Dataset entries
------------------------------------------------

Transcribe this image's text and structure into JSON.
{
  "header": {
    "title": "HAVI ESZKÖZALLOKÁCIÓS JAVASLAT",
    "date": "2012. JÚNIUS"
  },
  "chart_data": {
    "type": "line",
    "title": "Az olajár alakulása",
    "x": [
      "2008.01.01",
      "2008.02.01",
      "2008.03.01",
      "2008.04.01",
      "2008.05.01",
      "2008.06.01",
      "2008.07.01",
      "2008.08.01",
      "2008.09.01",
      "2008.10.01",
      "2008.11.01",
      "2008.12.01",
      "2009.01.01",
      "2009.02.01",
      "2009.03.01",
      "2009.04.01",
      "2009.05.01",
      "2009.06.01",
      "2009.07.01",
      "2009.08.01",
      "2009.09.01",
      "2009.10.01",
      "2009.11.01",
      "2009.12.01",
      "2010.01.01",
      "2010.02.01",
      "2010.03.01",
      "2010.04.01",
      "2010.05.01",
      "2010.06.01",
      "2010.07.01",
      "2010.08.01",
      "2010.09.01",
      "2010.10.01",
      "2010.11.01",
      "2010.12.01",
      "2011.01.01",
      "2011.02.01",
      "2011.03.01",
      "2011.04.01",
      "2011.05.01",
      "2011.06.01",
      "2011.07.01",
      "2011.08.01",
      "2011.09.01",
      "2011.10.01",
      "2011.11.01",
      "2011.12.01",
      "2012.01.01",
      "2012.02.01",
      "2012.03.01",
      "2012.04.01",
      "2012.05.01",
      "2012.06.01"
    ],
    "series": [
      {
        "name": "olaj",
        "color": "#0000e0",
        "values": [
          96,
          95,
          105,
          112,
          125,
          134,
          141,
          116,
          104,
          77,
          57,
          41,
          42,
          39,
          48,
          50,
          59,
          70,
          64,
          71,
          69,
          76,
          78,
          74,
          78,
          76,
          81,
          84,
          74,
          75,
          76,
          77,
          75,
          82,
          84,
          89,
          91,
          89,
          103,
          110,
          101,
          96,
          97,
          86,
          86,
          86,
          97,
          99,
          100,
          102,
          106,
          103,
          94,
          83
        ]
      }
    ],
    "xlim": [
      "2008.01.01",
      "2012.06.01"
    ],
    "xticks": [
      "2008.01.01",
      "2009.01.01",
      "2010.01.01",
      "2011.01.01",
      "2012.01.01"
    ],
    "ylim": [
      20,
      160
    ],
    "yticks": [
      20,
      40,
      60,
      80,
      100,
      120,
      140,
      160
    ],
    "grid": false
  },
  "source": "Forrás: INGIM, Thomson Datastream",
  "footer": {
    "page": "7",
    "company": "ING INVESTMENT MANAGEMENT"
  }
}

------------------------------------------------

Instructions to follow
In the listing above, locate each line with "title" and copy it.

Solution for this problem
    "title": "HAVI ESZKÖZALLOKÁCIÓS JAVASLAT",
    "title": "Az olajár alakulása",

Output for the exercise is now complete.